* [What you have to do] Filter the entries that follow, copying every line in which the word "falowy" appears.

* [Exercise material]

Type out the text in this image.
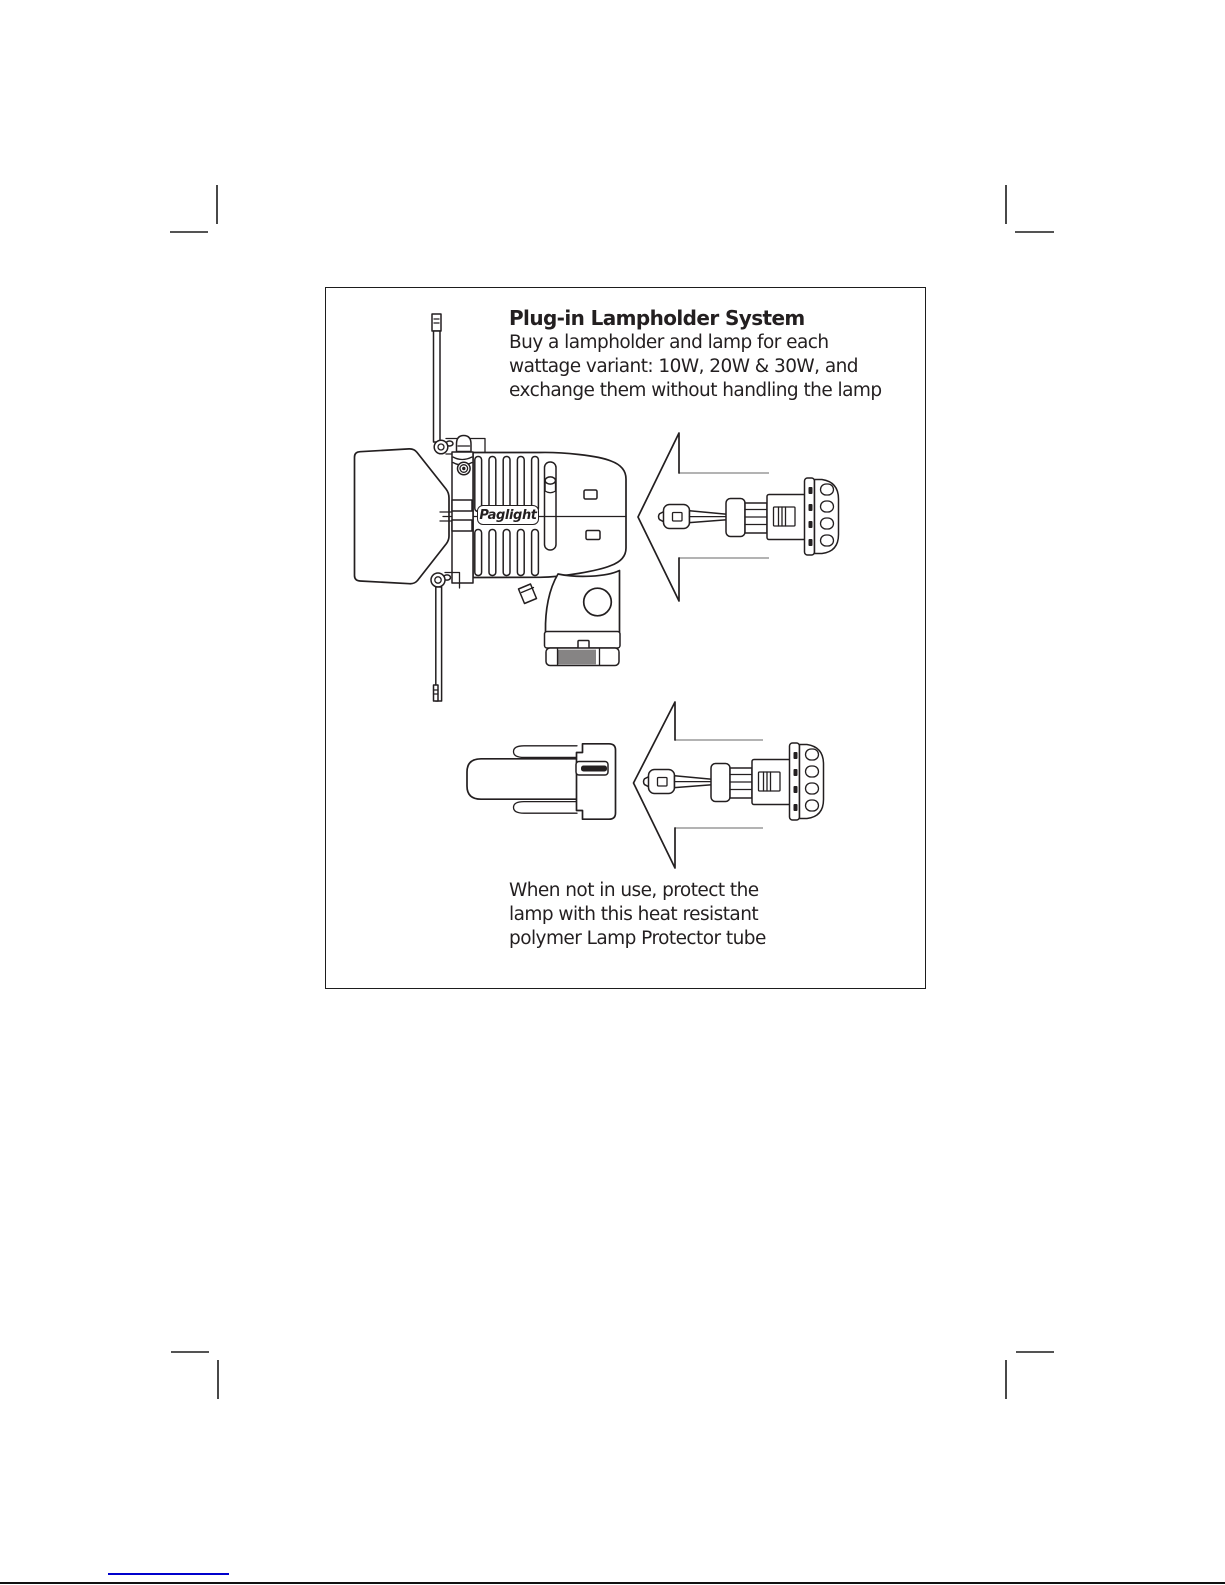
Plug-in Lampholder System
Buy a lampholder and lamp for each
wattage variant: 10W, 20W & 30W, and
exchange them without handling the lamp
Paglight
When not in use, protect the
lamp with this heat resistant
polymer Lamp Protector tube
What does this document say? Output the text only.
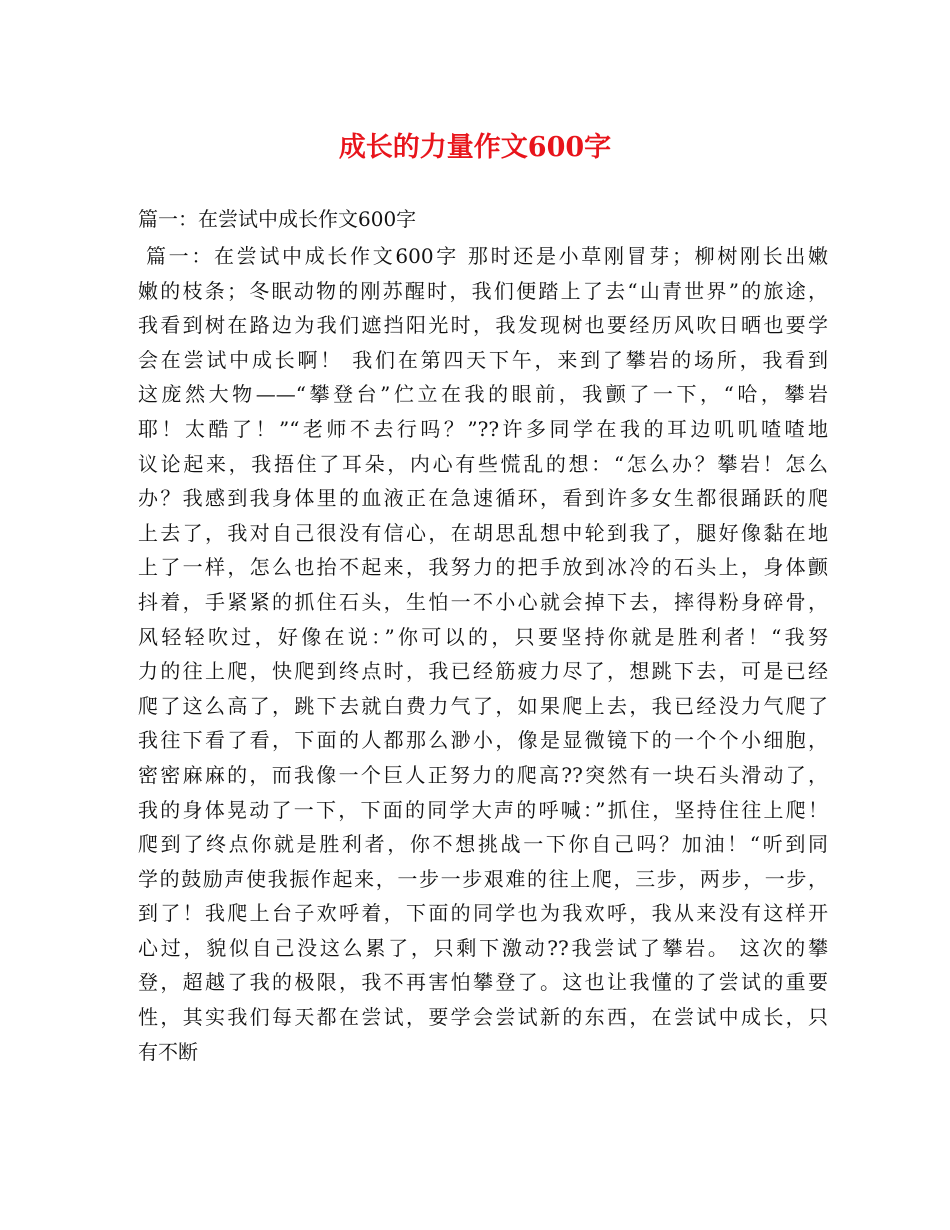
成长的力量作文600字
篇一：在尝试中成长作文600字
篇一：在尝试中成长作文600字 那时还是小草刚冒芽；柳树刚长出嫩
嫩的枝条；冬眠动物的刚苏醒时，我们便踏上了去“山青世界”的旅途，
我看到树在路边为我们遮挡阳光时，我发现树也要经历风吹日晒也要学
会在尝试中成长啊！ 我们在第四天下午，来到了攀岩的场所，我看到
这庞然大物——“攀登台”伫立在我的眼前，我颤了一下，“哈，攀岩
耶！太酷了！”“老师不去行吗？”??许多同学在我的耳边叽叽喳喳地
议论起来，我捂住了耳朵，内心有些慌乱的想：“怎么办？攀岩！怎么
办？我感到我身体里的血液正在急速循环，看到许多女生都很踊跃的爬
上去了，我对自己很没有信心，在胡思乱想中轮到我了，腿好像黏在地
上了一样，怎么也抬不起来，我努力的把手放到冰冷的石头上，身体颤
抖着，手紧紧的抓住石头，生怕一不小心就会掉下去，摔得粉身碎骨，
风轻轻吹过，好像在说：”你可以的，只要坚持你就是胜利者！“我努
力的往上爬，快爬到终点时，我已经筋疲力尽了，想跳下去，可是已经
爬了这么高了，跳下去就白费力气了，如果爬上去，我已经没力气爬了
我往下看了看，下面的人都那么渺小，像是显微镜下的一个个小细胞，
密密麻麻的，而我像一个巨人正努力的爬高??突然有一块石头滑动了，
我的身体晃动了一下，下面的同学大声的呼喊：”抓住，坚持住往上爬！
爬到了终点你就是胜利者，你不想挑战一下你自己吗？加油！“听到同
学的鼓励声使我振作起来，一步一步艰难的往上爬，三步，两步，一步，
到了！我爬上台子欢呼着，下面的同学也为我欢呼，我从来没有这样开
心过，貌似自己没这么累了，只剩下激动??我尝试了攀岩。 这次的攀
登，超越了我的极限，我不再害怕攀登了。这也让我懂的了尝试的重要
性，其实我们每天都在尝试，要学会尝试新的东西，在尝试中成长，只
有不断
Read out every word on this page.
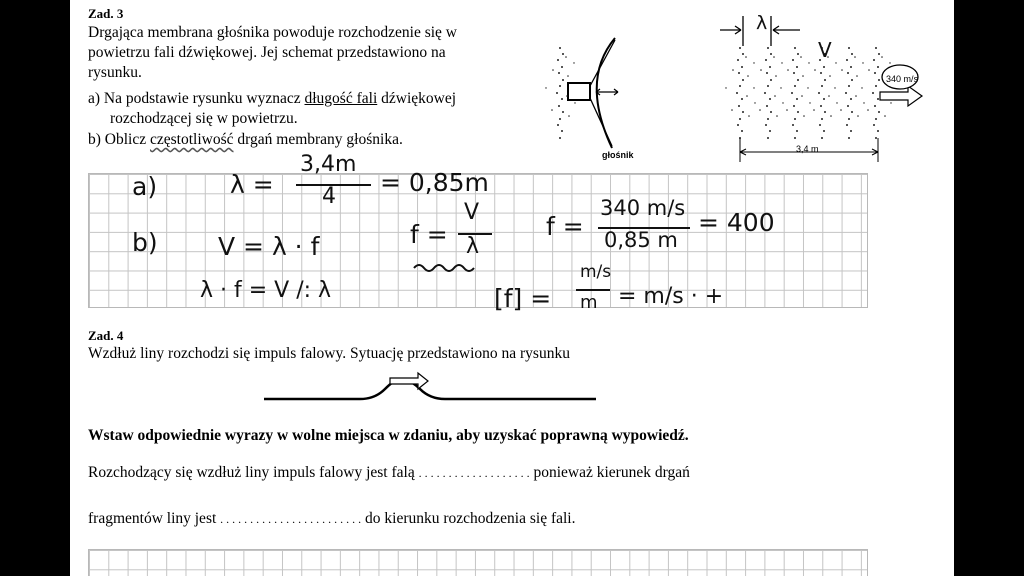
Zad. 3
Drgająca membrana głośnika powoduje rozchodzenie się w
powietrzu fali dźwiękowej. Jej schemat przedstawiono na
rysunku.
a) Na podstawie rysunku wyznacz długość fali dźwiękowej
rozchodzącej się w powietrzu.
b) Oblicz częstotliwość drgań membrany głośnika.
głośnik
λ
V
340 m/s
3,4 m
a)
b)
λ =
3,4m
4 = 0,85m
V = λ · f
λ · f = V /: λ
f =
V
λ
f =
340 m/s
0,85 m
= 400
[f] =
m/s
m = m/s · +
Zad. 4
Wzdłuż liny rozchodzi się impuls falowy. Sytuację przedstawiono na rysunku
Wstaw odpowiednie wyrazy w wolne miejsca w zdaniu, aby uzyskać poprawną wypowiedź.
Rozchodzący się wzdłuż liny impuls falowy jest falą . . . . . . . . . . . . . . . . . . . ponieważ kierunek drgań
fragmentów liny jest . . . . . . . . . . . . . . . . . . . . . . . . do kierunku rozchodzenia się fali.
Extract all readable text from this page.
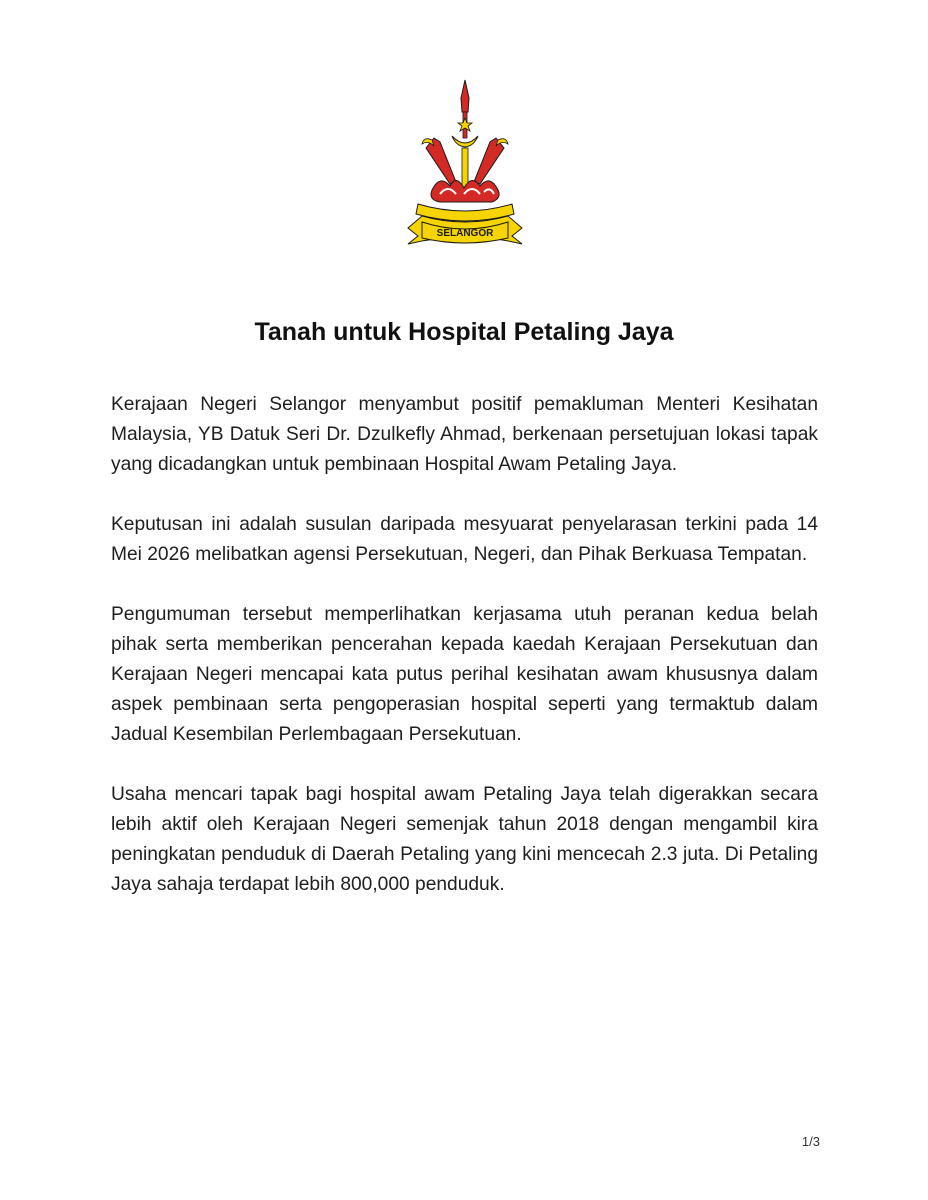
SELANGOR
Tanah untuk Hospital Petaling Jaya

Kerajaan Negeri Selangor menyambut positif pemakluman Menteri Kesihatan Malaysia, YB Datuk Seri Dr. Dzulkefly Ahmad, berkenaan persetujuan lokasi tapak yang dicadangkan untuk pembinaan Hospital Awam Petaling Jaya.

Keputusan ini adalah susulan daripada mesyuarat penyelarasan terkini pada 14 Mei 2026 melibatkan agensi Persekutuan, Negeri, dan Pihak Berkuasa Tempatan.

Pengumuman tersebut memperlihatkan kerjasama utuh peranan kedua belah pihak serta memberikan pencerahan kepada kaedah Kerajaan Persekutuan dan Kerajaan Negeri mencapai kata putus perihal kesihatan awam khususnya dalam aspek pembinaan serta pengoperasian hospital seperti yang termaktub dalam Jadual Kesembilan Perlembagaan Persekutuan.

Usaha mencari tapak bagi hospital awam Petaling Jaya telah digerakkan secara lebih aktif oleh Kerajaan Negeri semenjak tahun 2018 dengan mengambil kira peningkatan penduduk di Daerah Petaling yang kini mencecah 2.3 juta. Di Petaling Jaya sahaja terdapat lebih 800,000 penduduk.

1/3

* [Task response]
Wzdłuż liny rozchodzi się impuls falowy. Sytuację przedstawiono na rysunku
Rozchodzący się wzdłuż liny impuls falowy jest falą . . . . . . . . . . . . . . . . . . . ponieważ kierunek drgań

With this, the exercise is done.